:: Record extracts ::

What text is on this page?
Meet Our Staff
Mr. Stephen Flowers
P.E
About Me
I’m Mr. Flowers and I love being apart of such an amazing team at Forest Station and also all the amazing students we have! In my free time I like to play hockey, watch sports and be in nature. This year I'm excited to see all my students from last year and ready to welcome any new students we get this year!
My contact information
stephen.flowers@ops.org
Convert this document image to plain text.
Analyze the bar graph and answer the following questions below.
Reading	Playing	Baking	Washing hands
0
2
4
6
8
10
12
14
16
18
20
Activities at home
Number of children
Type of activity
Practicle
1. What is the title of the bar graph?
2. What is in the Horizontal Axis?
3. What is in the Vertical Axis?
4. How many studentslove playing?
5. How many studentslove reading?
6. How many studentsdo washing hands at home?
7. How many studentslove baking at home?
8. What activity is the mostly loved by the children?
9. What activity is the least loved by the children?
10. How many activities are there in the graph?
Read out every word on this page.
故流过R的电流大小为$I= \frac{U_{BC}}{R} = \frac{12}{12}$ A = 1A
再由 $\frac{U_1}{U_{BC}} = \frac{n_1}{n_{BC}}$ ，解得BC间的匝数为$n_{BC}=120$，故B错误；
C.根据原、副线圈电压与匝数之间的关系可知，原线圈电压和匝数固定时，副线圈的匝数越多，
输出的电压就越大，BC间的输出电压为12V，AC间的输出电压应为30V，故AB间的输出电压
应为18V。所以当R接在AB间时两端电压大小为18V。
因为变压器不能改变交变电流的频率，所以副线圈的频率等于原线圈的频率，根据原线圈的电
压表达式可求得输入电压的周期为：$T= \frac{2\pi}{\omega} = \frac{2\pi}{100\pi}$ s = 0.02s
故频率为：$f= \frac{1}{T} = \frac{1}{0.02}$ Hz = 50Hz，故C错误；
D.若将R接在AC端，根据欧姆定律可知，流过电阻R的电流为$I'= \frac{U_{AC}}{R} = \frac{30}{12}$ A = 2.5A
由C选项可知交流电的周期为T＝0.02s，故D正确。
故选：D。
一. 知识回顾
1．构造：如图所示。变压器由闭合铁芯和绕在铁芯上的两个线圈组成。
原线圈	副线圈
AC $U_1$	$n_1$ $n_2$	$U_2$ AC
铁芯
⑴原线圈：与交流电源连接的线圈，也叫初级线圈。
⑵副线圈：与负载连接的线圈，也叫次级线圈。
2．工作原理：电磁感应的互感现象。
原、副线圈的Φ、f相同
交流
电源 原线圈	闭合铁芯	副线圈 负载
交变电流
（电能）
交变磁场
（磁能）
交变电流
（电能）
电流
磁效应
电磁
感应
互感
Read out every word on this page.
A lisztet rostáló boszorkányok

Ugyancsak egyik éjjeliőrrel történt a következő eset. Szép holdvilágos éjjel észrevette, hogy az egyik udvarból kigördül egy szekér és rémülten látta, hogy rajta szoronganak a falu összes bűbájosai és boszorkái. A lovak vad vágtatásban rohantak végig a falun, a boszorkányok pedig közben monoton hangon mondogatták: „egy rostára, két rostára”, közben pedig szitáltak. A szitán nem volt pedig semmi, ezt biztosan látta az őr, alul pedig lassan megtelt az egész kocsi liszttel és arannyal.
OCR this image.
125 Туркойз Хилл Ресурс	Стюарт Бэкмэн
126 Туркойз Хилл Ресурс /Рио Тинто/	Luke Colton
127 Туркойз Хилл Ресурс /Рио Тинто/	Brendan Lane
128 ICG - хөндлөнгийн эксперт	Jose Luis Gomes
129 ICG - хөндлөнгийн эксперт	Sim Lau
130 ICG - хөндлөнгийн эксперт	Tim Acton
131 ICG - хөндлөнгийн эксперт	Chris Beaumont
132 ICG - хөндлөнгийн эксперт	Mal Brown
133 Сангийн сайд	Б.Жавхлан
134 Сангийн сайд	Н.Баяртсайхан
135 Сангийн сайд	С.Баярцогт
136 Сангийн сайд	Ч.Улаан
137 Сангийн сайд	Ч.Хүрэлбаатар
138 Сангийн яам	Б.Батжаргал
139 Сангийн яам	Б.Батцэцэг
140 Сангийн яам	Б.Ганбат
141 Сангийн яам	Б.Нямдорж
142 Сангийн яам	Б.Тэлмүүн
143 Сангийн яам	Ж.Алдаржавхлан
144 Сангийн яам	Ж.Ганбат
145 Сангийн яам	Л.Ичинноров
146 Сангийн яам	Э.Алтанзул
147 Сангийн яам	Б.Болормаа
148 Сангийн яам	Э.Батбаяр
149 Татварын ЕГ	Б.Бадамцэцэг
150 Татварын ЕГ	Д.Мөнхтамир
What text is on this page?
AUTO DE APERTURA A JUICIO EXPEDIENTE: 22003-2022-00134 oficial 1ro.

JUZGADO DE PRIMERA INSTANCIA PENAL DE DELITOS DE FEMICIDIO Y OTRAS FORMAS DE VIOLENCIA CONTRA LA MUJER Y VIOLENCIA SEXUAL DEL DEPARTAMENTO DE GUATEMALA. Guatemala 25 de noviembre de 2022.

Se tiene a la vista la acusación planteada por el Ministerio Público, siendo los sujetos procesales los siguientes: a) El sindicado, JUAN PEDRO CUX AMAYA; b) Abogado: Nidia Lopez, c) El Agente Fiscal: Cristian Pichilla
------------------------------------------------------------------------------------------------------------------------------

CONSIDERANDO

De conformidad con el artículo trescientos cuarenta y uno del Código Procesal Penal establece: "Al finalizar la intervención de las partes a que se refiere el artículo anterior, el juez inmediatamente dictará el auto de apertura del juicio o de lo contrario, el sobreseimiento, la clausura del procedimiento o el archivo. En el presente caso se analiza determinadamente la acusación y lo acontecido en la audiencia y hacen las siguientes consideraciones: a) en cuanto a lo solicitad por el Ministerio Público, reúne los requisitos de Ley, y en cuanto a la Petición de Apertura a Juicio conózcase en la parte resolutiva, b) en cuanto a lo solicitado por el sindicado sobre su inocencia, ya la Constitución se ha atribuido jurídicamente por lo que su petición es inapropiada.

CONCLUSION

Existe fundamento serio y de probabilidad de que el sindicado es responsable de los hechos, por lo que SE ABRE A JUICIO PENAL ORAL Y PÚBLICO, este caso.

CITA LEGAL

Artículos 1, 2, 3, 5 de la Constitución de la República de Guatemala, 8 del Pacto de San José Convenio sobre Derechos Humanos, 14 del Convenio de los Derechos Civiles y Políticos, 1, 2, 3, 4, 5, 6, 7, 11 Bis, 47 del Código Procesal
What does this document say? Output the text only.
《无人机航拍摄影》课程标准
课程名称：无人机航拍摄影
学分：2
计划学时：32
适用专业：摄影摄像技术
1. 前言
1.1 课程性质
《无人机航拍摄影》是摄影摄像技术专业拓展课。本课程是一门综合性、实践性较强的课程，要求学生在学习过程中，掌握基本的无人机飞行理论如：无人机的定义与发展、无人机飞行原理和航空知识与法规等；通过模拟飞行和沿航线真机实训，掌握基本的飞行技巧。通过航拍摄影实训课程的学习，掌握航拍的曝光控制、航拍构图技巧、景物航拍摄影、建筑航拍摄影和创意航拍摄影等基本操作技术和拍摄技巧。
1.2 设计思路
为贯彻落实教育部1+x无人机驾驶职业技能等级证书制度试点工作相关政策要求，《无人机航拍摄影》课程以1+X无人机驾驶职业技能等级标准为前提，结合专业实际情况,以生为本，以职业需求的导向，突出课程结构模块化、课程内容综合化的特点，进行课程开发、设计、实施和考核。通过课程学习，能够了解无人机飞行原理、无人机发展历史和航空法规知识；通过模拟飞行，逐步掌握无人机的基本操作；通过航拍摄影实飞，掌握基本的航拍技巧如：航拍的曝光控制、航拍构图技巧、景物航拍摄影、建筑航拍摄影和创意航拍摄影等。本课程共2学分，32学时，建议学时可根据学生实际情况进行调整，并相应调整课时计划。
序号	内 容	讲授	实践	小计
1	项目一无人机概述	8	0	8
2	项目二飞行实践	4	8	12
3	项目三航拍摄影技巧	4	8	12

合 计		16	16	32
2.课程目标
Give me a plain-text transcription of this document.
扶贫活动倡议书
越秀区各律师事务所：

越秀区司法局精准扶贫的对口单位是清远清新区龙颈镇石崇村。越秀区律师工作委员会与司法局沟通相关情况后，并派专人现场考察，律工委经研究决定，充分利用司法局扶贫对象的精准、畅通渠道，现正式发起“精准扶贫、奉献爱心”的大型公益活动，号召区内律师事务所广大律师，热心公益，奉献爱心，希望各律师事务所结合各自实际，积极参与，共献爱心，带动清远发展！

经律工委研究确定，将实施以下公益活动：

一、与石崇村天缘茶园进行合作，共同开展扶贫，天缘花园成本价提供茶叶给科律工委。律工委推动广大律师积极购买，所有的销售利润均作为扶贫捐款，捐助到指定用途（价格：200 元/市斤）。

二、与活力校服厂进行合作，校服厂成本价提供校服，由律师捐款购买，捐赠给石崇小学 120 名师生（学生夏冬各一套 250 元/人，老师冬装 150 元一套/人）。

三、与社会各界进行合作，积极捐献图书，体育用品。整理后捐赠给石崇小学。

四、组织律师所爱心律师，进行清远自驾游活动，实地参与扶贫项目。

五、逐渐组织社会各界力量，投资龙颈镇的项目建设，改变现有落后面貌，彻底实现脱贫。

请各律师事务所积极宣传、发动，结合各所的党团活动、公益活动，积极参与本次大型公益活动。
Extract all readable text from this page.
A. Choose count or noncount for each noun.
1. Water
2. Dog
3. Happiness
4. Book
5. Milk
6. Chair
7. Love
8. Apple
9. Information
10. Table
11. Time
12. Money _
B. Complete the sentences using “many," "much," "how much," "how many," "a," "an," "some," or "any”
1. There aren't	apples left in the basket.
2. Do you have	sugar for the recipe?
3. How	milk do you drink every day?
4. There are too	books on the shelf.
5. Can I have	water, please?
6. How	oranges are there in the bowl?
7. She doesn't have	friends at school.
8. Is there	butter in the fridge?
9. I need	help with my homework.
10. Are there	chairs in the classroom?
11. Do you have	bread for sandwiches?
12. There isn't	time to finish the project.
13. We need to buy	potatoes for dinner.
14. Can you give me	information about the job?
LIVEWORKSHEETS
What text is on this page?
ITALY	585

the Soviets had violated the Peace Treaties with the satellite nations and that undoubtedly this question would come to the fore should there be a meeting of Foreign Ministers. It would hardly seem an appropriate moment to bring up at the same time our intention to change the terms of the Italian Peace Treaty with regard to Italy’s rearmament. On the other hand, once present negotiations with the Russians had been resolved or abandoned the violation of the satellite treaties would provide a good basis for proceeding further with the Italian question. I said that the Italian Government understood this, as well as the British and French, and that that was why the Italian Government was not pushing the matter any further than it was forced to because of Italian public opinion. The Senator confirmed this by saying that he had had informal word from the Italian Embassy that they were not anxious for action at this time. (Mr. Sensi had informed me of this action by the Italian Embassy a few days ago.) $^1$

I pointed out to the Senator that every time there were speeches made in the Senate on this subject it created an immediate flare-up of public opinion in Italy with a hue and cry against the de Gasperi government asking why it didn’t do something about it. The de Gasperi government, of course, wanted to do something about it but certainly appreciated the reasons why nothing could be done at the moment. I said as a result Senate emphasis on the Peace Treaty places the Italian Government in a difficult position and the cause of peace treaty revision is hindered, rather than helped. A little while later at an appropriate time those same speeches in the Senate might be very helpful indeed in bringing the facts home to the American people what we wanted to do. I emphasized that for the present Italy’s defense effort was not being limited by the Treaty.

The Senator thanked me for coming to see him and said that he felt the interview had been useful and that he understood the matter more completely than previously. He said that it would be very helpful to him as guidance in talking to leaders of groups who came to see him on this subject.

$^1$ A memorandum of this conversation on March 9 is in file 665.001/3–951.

:: The problem ::
Pick out the lines above containing the word "every", then copy them.

:: Written reply ::
Read out every word on this page.
Read out every word on this page.
3. How	milk do you drink every day?
I pointed out to the Senator that every time there were speeches made in the Senate on this subject it created an immediate flare-up of public opinion in Italy with a hue and cry against the de Gasperi government asking why it didn’t do something about it. The de Gasperi government, of course, wanted to do something about it but certainly appreciated the reasons why nothing could be done at the moment. I said as a result Senate emphasis on the Peace Treaty places the Italian Government in a difficult position and the cause of peace treaty revision is hindered, rather than helped. A little while later at an appropriate time those same speeches in the Senate might be very helpful indeed in bringing the facts home to the American people what we wanted to do. I emphasized that for the present Italy’s defense effort was not being limited by the Treaty.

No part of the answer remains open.